## What this task involves:
Your answer should be only a number: how many lines include the word "values".

## Excerpted data:

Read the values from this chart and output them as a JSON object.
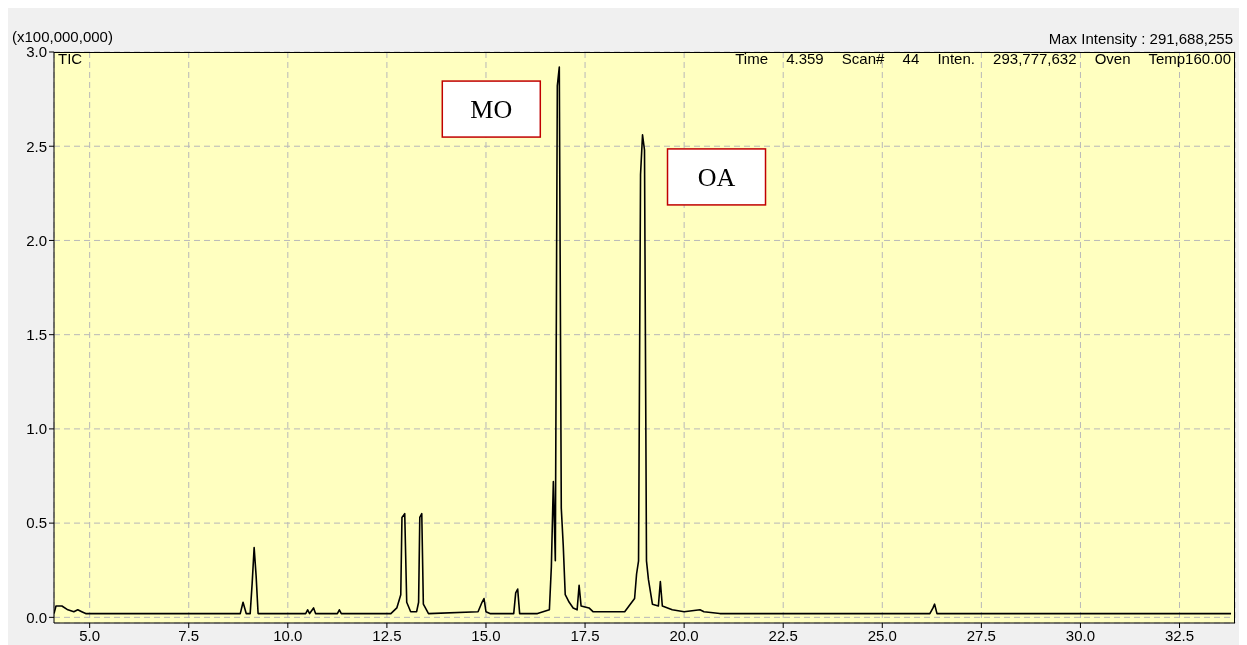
{
  "chart_data": {
    "type": "line",
    "ylabel": "(x100,000,000)",
    "annotations": [
      "Max Intensity : 291,688,255",
      "TIC",
      "Time 4.359 Scan# 44 Inten. 293,777,632 Oven Temp160.00",
      {
        "text": "MO",
        "x": 16.85,
        "y": 2.92
      },
      {
        "text": "OA",
        "x": 18.95,
        "y": 2.56
      }
    ],
    "x": [
      4.1,
      4.15,
      4.3,
      4.45,
      4.6,
      4.7,
      4.8,
      4.9,
      8.8,
      8.87,
      8.95,
      9.05,
      9.1,
      9.15,
      9.2,
      9.25,
      10.45,
      10.5,
      10.55,
      10.65,
      10.7,
      11.25,
      11.3,
      11.35,
      12.6,
      12.75,
      12.85,
      12.88,
      12.95,
      13.0,
      13.1,
      13.25,
      13.3,
      13.33,
      13.38,
      13.42,
      13.55,
      14.8,
      14.9,
      14.95,
      15.0,
      15.1,
      15.7,
      15.75,
      15.8,
      15.85,
      16.3,
      16.6,
      16.65,
      16.7,
      16.75,
      16.8,
      16.85,
      16.9,
      16.95,
      17.0,
      17.1,
      17.2,
      17.3,
      17.35,
      17.4,
      17.6,
      17.7,
      18.0,
      18.5,
      18.75,
      18.8,
      18.85,
      18.9,
      18.95,
      19.0,
      19.05,
      19.1,
      19.2,
      19.35,
      19.4,
      19.45,
      19.7,
      20.0,
      20.4,
      20.5,
      20.9,
      26.2,
      26.28,
      26.32,
      26.38,
      33.8
    ],
    "series": [
      {
        "color": "#000000",
        "values": [
          0.02,
          0.06,
          0.06,
          0.04,
          0.03,
          0.04,
          0.03,
          0.02,
          0.02,
          0.08,
          0.02,
          0.02,
          0.18,
          0.37,
          0.22,
          0.02,
          0.02,
          0.04,
          0.02,
          0.05,
          0.02,
          0.02,
          0.04,
          0.02,
          0.02,
          0.05,
          0.12,
          0.53,
          0.55,
          0.08,
          0.03,
          0.03,
          0.08,
          0.53,
          0.55,
          0.07,
          0.02,
          0.03,
          0.08,
          0.1,
          0.03,
          0.02,
          0.02,
          0.13,
          0.15,
          0.02,
          0.02,
          0.04,
          0.27,
          0.72,
          0.3,
          2.82,
          2.92,
          0.58,
          0.38,
          0.12,
          0.08,
          0.05,
          0.04,
          0.17,
          0.06,
          0.05,
          0.03,
          0.03,
          0.03,
          0.1,
          0.23,
          0.3,
          2.35,
          2.56,
          2.48,
          0.3,
          0.2,
          0.07,
          0.06,
          0.19,
          0.06,
          0.04,
          0.03,
          0.04,
          0.03,
          0.02,
          0.02,
          0.05,
          0.07,
          0.02,
          0.02
        ]
      }
    ],
    "xlim": [
      4.1,
      33.9
    ],
    "ylim": [
      -0.03,
      3.0
    ],
    "xticks": [
      {
        "value": 5,
        "label": "5.0"
      },
      {
        "value": 7.5,
        "label": "7.5"
      },
      {
        "value": 10,
        "label": "10.0"
      },
      {
        "value": 12.5,
        "label": "12.5"
      },
      {
        "value": 15,
        "label": "15.0"
      },
      {
        "value": 17.5,
        "label": "17.5"
      },
      {
        "value": 20,
        "label": "20.0"
      },
      {
        "value": 22.5,
        "label": "22.5"
      },
      {
        "value": 25,
        "label": "25.0"
      },
      {
        "value": 27.5,
        "label": "27.5"
      },
      {
        "value": 30,
        "label": "30.0"
      },
      {
        "value": 32.5,
        "label": "32.5"
      }
    ],
    "yticks": [
      {
        "value": 0,
        "label": "0.0"
      },
      0.5,
      {
        "value": 1,
        "label": "1.0"
      },
      1.5,
      {
        "value": 2,
        "label": "2.0"
      },
      2.5,
      {
        "value": 3,
        "label": "3.0"
      }
    ],
    "grid": true,
    "marker": "none",
    "line_style": "solid",
    "legend": false
  }
}
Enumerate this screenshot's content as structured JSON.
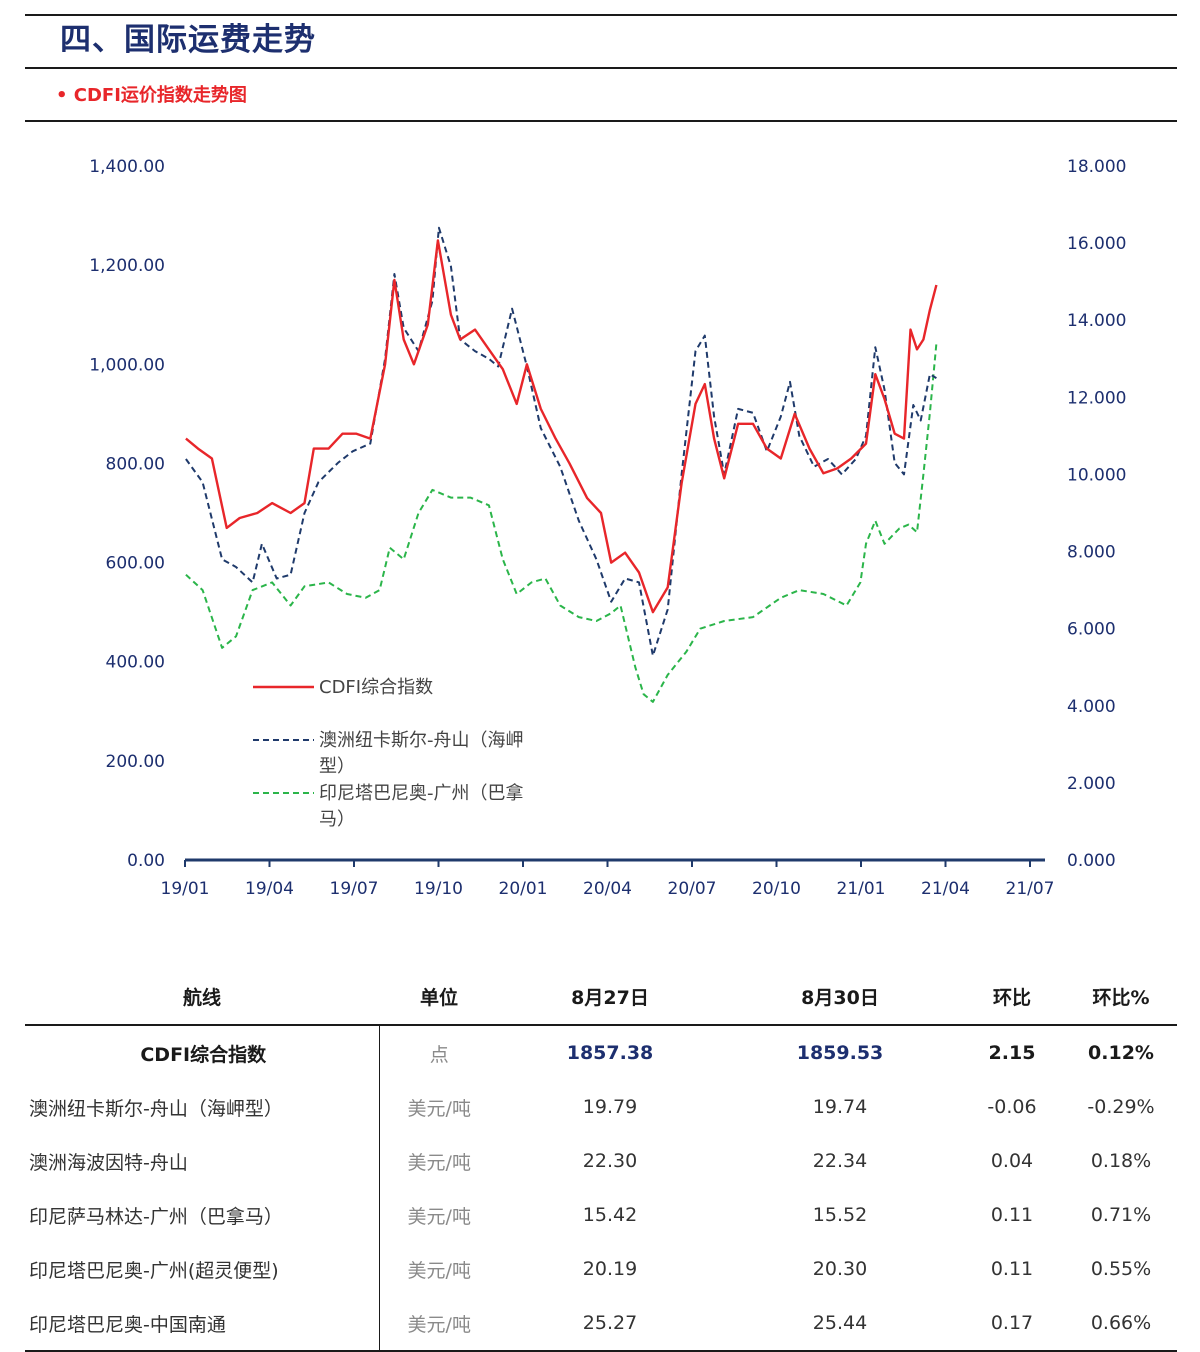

## Result:
2